== Given request ==
Leave out the pictures and copy the remaining records exactly.

== Material provided ==

┏━━

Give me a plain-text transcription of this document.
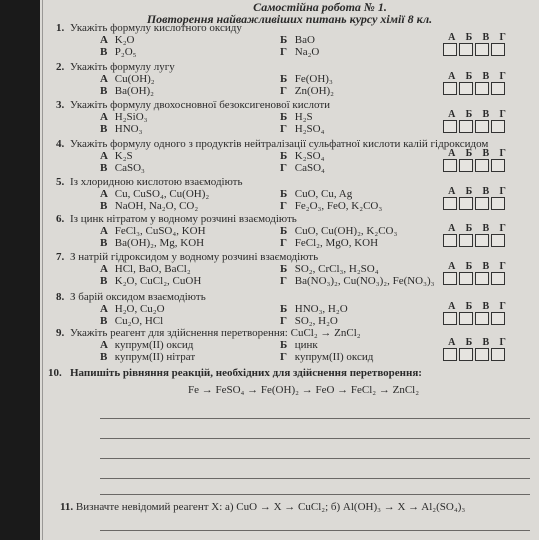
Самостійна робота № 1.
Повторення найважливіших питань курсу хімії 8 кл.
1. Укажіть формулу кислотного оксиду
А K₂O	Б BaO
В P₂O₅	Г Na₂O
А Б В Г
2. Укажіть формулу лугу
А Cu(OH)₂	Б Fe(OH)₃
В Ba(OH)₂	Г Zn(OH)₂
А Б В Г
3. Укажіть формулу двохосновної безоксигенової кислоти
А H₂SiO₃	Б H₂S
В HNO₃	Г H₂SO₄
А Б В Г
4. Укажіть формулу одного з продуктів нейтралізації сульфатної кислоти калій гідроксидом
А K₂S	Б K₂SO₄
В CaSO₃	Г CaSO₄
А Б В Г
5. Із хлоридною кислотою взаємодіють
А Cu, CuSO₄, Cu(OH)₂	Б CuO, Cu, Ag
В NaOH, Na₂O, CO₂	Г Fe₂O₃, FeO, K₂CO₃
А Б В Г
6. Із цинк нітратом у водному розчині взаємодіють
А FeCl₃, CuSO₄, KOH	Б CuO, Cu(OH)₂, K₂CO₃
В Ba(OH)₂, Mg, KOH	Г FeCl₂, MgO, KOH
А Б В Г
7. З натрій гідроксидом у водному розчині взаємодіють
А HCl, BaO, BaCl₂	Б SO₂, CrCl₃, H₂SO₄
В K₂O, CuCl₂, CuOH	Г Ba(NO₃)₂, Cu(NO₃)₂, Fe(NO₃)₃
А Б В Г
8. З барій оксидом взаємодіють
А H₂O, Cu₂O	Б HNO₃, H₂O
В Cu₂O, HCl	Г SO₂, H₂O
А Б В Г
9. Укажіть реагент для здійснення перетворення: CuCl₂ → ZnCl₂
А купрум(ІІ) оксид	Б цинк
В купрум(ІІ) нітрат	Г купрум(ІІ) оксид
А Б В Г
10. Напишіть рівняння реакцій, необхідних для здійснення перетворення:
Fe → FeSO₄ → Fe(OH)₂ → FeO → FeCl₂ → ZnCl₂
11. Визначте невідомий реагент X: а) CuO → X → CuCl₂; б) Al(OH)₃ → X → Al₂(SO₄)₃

┗━━

== Correct result ==
Give me a plain-text transcription of this document.
Самостійна робота № 1.
Повторення найважливіших питань курсу хімії 8 кл.
1. Укажіть формулу кислотного оксиду
А K₂O	Б BaO
В P₂O₅	Г Na₂O
А Б В Г
2. Укажіть формулу лугу
А Cu(OH)₂	Б Fe(OH)₃
В Ba(OH)₂	Г Zn(OH)₂
А Б В Г
3. Укажіть формулу двохосновної безоксигенової кислоти
А H₂SiO₃	Б H₂S
В HNO₃	Г H₂SO₄
А Б В Г
4. Укажіть формулу одного з продуктів нейтралізації сульфатної кислоти калій гідроксидом
А K₂S	Б K₂SO₄
В CaSO₃	Г CaSO₄
А Б В Г
5. Із хлоридною кислотою взаємодіють
А Cu, CuSO₄, Cu(OH)₂	Б CuO, Cu, Ag
В NaOH, Na₂O, CO₂	Г Fe₂O₃, FeO, K₂CO₃
А Б В Г
6. Із цинк нітратом у водному розчині взаємодіють
А FeCl₃, CuSO₄, KOH	Б CuO, Cu(OH)₂, K₂CO₃
В Ba(OH)₂, Mg, KOH	Г FeCl₂, MgO, KOH
А Б В Г
7. З натрій гідроксидом у водному розчині взаємодіють
А HCl, BaO, BaCl₂	Б SO₂, CrCl₃, H₂SO₄
В K₂O, CuCl₂, CuOH	Г Ba(NO₃)₂, Cu(NO₃)₂, Fe(NO₃)₃
А Б В Г
8. З барій оксидом взаємодіють
А H₂O, Cu₂O	Б HNO₃, H₂O
В Cu₂O, HCl	Г SO₂, H₂O
А Б В Г
9. Укажіть реагент для здійснення перетворення: CuCl₂ → ZnCl₂
А купрум(ІІ) оксид	Б цинк
В купрум(ІІ) нітрат	Г купрум(ІІ) оксид
А Б В Г
10. Напишіть рівняння реакцій, необхідних для здійснення перетворення:
Fe → FeSO₄ → Fe(OH)₂ → FeO → FeCl₂ → ZnCl₂
11. Визначте невідомий реагент X: а) CuO → X → CuCl₂; б) Al(OH)₃ → X → Al₂(SO₄)₃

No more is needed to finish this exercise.